** BEGIN ROWS **

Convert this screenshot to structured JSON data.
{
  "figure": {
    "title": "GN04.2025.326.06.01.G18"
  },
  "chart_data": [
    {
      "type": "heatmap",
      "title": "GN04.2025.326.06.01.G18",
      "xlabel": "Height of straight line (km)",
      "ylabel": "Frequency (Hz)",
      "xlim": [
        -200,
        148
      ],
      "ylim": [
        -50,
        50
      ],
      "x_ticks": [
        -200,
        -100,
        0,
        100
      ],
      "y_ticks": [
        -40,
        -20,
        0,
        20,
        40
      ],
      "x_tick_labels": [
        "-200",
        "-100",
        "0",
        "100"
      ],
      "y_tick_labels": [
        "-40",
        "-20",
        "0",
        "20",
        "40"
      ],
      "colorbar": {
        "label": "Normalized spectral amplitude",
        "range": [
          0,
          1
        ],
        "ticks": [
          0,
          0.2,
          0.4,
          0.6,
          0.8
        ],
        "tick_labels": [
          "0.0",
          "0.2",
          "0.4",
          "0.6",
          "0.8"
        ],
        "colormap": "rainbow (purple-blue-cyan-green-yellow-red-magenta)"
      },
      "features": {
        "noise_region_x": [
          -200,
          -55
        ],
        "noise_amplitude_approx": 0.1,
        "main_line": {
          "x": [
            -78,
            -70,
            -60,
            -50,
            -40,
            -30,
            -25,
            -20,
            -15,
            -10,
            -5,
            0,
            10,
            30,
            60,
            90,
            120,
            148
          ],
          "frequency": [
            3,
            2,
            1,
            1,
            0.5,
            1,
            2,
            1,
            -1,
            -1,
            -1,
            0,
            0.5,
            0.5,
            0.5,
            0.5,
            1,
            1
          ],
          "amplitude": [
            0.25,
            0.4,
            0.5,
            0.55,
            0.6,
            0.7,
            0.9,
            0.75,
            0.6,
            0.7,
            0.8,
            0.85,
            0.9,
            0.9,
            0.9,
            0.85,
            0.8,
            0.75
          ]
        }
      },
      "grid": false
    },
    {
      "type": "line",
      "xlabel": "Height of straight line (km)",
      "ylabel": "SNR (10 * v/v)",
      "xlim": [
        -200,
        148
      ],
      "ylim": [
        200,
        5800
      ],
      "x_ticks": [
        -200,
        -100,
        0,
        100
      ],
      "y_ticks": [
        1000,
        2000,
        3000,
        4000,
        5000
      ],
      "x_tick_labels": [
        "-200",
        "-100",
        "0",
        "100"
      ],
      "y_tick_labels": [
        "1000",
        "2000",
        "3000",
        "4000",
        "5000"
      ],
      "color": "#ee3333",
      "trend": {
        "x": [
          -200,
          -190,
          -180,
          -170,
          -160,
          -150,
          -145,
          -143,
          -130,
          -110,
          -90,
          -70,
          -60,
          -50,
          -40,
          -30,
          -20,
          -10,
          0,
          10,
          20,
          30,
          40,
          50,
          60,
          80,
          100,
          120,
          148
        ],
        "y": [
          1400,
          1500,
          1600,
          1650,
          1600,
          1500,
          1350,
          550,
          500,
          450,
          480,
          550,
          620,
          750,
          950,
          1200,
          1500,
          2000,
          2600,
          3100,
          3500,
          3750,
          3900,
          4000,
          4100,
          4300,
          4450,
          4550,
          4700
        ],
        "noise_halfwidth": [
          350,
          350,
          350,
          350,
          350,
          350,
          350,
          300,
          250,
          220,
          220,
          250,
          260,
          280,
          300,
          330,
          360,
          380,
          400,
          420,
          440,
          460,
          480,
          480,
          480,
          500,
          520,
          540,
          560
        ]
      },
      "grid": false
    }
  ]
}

** END ROWS **

EXERCISE - Nothing should be left out: repeat all of the data exactly.

SOLUTION FOR THIS EXERCISE -
Convert this screenshot to structured JSON data.
{
  "figure": {
    "title": "GN04.2025.326.06.01.G18"
  },
  "chart_data": [
    {
      "type": "heatmap",
      "title": "GN04.2025.326.06.01.G18",
      "xlabel": "Height of straight line (km)",
      "ylabel": "Frequency (Hz)",
      "xlim": [
        -200,
        148
      ],
      "ylim": [
        -50,
        50
      ],
      "x_ticks": [
        -200,
        -100,
        0,
        100
      ],
      "y_ticks": [
        -40,
        -20,
        0,
        20,
        40
      ],
      "x_tick_labels": [
        "-200",
        "-100",
        "0",
        "100"
      ],
      "y_tick_labels": [
        "-40",
        "-20",
        "0",
        "20",
        "40"
      ],
      "colorbar": {
        "label": "Normalized spectral amplitude",
        "range": [
          0,
          1
        ],
        "ticks": [
          0,
          0.2,
          0.4,
          0.6,
          0.8
        ],
        "tick_labels": [
          "0.0",
          "0.2",
          "0.4",
          "0.6",
          "0.8"
        ],
        "colormap": "rainbow (purple-blue-cyan-green-yellow-red-magenta)"
      },
      "features": {
        "noise_region_x": [
          -200,
          -55
        ],
        "noise_amplitude_approx": 0.1,
        "main_line": {
          "x": [
            -78,
            -70,
            -60,
            -50,
            -40,
            -30,
            -25,
            -20,
            -15,
            -10,
            -5,
            0,
            10,
            30,
            60,
            90,
            120,
            148
          ],
          "frequency": [
            3,
            2,
            1,
            1,
            0.5,
            1,
            2,
            1,
            -1,
            -1,
            -1,
            0,
            0.5,
            0.5,
            0.5,
            0.5,
            1,
            1
          ],
          "amplitude": [
            0.25,
            0.4,
            0.5,
            0.55,
            0.6,
            0.7,
            0.9,
            0.75,
            0.6,
            0.7,
            0.8,
            0.85,
            0.9,
            0.9,
            0.9,
            0.85,
            0.8,
            0.75
          ]
        }
      },
      "grid": false
    },
    {
      "type": "line",
      "xlabel": "Height of straight line (km)",
      "ylabel": "SNR (10 * v/v)",
      "xlim": [
        -200,
        148
      ],
      "ylim": [
        200,
        5800
      ],
      "x_ticks": [
        -200,
        -100,
        0,
        100
      ],
      "y_ticks": [
        1000,
        2000,
        3000,
        4000,
        5000
      ],
      "x_tick_labels": [
        "-200",
        "-100",
        "0",
        "100"
      ],
      "y_tick_labels": [
        "1000",
        "2000",
        "3000",
        "4000",
        "5000"
      ],
      "color": "#ee3333",
      "trend": {
        "x": [
          -200,
          -190,
          -180,
          -170,
          -160,
          -150,
          -145,
          -143,
          -130,
          -110,
          -90,
          -70,
          -60,
          -50,
          -40,
          -30,
          -20,
          -10,
          0,
          10,
          20,
          30,
          40,
          50,
          60,
          80,
          100,
          120,
          148
        ],
        "y": [
          1400,
          1500,
          1600,
          1650,
          1600,
          1500,
          1350,
          550,
          500,
          450,
          480,
          550,
          620,
          750,
          950,
          1200,
          1500,
          2000,
          2600,
          3100,
          3500,
          3750,
          3900,
          4000,
          4100,
          4300,
          4450,
          4550,
          4700
        ],
        "noise_halfwidth": [
          350,
          350,
          350,
          350,
          350,
          350,
          350,
          300,
          250,
          220,
          220,
          250,
          260,
          280,
          300,
          330,
          360,
          380,
          400,
          420,
          440,
          460,
          480,
          480,
          480,
          500,
          520,
          540,
          560
        ]
      },
      "grid": false
    }
  ]
}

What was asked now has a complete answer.